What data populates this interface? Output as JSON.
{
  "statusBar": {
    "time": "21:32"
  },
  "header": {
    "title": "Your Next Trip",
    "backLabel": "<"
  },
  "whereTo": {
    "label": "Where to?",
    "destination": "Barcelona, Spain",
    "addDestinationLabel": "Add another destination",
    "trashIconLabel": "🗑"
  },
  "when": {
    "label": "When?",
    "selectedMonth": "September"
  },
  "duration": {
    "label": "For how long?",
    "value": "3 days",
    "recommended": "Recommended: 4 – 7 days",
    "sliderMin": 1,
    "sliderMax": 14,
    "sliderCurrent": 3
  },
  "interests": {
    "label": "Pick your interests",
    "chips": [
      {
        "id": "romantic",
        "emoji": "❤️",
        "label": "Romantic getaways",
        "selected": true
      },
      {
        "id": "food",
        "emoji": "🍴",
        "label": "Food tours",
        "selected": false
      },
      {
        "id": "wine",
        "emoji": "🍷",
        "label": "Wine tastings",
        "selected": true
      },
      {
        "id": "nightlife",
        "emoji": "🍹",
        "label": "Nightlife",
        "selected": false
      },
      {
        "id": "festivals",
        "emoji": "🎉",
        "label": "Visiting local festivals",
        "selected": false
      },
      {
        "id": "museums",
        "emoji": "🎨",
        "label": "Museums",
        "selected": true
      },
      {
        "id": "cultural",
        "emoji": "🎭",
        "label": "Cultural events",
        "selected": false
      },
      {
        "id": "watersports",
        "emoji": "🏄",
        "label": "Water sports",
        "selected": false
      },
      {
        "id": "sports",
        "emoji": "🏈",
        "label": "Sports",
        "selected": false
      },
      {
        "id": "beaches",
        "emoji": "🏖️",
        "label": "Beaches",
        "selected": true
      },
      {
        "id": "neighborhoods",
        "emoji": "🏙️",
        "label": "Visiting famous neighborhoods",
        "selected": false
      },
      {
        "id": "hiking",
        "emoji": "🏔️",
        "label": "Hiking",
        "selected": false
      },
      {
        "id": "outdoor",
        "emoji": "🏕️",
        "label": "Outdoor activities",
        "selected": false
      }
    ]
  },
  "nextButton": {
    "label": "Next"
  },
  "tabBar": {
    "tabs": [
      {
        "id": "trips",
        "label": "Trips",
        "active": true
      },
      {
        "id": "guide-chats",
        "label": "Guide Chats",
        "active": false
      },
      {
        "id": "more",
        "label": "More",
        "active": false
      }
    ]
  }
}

(WHAT TO WORK ON):
Recopy all the lines exactly as they appear.

(EXERCISE ANSWER):
What data populates this interface? Output as JSON.
{
  "statusBar": {
    "time": "21:32"
  },
  "header": {
    "title": "Your Next Trip",
    "backLabel": "<"
  },
  "whereTo": {
    "label": "Where to?",
    "destination": "Barcelona, Spain",
    "addDestinationLabel": "Add another destination",
    "trashIconLabel": "🗑"
  },
  "when": {
    "label": "When?",
    "selectedMonth": "September"
  },
  "duration": {
    "label": "For how long?",
    "value": "3 days",
    "recommended": "Recommended: 4 – 7 days",
    "sliderMin": 1,
    "sliderMax": 14,
    "sliderCurrent": 3
  },
  "interests": {
    "label": "Pick your interests",
    "chips": [
      {
        "id": "romantic",
        "emoji": "❤️",
        "label": "Romantic getaways",
        "selected": true
      },
      {
        "id": "food",
        "emoji": "🍴",
        "label": "Food tours",
        "selected": false
      },
      {
        "id": "wine",
        "emoji": "🍷",
        "label": "Wine tastings",
        "selected": true
      },
      {
        "id": "nightlife",
        "emoji": "🍹",
        "label": "Nightlife",
        "selected": false
      },
      {
        "id": "festivals",
        "emoji": "🎉",
        "label": "Visiting local festivals",
        "selected": false
      },
      {
        "id": "museums",
        "emoji": "🎨",
        "label": "Museums",
        "selected": true
      },
      {
        "id": "cultural",
        "emoji": "🎭",
        "label": "Cultural events",
        "selected": false
      },
      {
        "id": "watersports",
        "emoji": "🏄",
        "label": "Water sports",
        "selected": false
      },
      {
        "id": "sports",
        "emoji": "🏈",
        "label": "Sports",
        "selected": false
      },
      {
        "id": "beaches",
        "emoji": "🏖️",
        "label": "Beaches",
        "selected": true
      },
      {
        "id": "neighborhoods",
        "emoji": "🏙️",
        "label": "Visiting famous neighborhoods",
        "selected": false
      },
      {
        "id": "hiking",
        "emoji": "🏔️",
        "label": "Hiking",
        "selected": false
      },
      {
        "id": "outdoor",
        "emoji": "🏕️",
        "label": "Outdoor activities",
        "selected": false
      }
    ]
  },
  "nextButton": {
    "label": "Next"
  },
  "tabBar": {
    "tabs": [
      {
        "id": "trips",
        "label": "Trips",
        "active": true
      },
      {
        "id": "guide-chats",
        "label": "Guide Chats",
        "active": false
      },
      {
        "id": "more",
        "label": "More",
        "active": false
      }
    ]
  }
}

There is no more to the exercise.